====== Source records
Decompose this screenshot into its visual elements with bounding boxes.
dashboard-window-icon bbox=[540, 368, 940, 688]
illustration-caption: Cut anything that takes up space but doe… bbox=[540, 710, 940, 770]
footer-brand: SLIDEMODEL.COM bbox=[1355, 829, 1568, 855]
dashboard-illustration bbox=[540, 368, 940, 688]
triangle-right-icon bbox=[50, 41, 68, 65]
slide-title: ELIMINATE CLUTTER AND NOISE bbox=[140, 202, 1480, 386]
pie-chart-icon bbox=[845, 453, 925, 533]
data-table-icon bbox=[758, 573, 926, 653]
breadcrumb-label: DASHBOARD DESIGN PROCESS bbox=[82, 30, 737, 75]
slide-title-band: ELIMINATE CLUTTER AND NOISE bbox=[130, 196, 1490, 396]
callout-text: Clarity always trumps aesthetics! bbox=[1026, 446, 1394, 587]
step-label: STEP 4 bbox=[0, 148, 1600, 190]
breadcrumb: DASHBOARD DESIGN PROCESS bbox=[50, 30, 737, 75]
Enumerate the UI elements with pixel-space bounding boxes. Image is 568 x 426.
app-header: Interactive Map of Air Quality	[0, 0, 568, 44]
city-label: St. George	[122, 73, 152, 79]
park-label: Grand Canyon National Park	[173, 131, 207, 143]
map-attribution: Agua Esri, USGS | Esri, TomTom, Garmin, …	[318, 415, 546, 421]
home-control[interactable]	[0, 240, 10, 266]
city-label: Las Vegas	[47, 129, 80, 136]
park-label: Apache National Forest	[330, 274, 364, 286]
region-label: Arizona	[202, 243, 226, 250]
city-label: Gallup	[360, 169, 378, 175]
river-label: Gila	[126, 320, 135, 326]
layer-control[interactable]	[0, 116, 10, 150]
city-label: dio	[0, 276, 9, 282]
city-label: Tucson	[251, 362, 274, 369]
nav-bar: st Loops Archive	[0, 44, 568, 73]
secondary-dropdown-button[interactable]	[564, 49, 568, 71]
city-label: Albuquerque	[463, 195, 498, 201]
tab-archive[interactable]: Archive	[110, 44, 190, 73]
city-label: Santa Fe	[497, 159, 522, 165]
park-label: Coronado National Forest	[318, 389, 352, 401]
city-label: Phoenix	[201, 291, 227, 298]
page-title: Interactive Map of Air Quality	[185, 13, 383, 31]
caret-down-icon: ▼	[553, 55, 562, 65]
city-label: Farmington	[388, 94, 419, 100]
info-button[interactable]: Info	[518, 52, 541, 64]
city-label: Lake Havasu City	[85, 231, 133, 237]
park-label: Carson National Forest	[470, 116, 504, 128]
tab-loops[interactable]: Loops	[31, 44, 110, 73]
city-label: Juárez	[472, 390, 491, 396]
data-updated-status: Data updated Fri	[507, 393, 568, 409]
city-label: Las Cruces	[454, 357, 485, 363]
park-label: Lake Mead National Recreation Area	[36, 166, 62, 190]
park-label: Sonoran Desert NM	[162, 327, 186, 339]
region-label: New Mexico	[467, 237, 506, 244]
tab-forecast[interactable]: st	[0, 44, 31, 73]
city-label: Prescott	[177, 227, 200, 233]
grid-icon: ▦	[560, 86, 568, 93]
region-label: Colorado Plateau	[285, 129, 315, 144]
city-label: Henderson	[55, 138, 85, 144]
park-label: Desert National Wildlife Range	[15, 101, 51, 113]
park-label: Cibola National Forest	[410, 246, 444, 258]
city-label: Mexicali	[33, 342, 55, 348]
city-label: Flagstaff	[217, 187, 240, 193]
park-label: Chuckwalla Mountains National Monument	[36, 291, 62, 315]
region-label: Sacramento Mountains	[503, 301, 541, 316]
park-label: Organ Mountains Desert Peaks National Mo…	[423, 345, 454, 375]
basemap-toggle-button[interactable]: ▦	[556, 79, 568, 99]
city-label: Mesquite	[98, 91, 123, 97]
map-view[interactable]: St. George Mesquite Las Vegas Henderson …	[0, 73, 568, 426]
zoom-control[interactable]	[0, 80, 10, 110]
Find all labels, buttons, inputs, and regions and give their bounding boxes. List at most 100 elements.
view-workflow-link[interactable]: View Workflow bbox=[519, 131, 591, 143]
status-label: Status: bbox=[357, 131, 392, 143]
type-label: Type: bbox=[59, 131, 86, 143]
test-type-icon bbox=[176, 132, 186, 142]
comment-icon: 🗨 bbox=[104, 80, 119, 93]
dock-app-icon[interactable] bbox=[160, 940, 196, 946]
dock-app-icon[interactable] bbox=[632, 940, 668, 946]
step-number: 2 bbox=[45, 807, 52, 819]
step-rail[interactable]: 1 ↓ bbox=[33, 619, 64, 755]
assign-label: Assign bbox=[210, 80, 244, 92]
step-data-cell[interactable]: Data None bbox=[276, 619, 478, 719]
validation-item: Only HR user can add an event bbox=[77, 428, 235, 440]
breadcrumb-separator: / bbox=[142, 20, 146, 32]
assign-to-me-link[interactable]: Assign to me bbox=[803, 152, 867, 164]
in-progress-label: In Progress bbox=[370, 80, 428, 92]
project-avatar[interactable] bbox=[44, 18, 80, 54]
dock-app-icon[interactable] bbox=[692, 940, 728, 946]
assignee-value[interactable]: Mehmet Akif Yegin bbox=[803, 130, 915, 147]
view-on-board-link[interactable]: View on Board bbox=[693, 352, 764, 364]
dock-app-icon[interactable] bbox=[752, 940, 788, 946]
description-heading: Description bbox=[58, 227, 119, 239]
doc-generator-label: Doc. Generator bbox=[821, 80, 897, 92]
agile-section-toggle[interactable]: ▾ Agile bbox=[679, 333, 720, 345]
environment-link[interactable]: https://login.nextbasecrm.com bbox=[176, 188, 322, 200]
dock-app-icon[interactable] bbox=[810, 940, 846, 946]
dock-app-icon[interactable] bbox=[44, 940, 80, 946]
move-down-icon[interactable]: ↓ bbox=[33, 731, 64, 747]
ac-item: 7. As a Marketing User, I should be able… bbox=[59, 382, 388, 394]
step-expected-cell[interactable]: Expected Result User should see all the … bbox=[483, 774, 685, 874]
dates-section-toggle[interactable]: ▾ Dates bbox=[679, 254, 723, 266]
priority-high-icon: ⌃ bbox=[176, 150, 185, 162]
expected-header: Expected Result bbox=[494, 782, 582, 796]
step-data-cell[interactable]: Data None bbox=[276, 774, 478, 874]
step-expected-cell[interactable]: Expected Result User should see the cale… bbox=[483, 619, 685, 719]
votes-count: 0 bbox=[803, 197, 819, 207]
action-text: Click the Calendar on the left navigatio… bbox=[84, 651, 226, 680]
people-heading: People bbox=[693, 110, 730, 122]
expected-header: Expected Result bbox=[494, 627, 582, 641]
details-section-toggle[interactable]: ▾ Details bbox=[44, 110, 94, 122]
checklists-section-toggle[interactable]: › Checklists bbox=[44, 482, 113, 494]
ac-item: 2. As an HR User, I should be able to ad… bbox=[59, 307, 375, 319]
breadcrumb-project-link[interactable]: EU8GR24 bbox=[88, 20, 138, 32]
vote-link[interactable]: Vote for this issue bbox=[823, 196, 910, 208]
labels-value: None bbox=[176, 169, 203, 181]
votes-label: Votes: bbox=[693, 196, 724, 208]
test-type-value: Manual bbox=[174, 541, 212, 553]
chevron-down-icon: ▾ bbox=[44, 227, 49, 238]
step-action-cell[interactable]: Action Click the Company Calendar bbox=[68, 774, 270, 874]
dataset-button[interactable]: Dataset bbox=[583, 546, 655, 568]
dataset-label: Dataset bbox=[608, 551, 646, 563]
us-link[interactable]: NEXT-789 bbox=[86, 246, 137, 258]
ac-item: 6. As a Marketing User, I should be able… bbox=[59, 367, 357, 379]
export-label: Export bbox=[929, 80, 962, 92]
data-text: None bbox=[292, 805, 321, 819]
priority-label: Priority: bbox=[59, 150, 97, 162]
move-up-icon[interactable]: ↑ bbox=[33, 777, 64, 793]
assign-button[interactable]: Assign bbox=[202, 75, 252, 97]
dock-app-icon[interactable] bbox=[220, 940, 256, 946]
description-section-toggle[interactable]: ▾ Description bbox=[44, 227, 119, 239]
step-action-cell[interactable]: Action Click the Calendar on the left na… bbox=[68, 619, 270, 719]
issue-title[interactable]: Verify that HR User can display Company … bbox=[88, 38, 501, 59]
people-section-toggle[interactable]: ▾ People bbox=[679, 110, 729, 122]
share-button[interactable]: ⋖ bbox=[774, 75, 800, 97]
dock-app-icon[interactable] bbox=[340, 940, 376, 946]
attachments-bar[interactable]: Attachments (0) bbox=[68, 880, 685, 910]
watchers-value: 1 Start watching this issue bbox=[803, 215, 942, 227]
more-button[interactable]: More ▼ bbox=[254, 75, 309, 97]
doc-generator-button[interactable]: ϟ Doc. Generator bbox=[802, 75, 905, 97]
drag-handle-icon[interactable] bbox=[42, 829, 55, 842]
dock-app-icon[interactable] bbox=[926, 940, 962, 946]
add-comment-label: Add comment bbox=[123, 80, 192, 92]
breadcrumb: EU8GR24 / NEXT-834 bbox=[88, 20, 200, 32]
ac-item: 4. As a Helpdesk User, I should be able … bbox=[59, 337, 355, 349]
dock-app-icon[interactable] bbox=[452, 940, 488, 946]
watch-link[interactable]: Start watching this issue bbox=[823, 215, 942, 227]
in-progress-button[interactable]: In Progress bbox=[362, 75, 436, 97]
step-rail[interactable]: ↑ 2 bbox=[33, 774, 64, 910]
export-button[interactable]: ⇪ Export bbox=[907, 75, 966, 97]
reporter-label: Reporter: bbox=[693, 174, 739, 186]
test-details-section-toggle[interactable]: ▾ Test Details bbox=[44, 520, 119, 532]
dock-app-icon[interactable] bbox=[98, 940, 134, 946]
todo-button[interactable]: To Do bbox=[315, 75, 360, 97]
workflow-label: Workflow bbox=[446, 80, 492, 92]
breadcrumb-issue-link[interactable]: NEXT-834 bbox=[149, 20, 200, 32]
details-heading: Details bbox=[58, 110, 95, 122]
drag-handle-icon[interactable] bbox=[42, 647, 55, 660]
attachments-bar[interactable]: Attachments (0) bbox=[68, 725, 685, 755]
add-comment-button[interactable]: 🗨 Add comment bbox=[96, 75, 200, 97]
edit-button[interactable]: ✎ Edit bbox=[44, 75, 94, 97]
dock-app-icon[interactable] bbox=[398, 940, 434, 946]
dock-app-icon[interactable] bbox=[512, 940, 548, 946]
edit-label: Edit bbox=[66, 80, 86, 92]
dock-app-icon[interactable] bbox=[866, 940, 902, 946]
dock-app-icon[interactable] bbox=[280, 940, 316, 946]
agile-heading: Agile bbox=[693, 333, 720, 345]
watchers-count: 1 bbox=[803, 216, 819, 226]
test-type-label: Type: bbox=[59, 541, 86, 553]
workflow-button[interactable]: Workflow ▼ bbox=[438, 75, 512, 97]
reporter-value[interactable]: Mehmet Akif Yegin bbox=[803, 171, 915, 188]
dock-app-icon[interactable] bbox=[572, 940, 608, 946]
============
#### [What this task involves]
Quote word for word the lines above, beginning with the very first one and continuing through the line that contains "pie-chart-icon bbox=[845, 453, 925, 533]", with both of those lines included.

#### [Solved exercise]
Decompose this screenshot into its visual elements with bounding boxes.
dashboard-window-icon bbox=[540, 368, 940, 688]
illustration-caption: Cut anything that takes up space but doe… bbox=[540, 710, 940, 770]
footer-brand: SLIDEMODEL.COM bbox=[1355, 829, 1568, 855]
dashboard-illustration bbox=[540, 368, 940, 688]
triangle-right-icon bbox=[50, 41, 68, 65]
slide-title: ELIMINATE CLUTTER AND NOISE bbox=[140, 202, 1480, 386]
pie-chart-icon bbox=[845, 453, 925, 533]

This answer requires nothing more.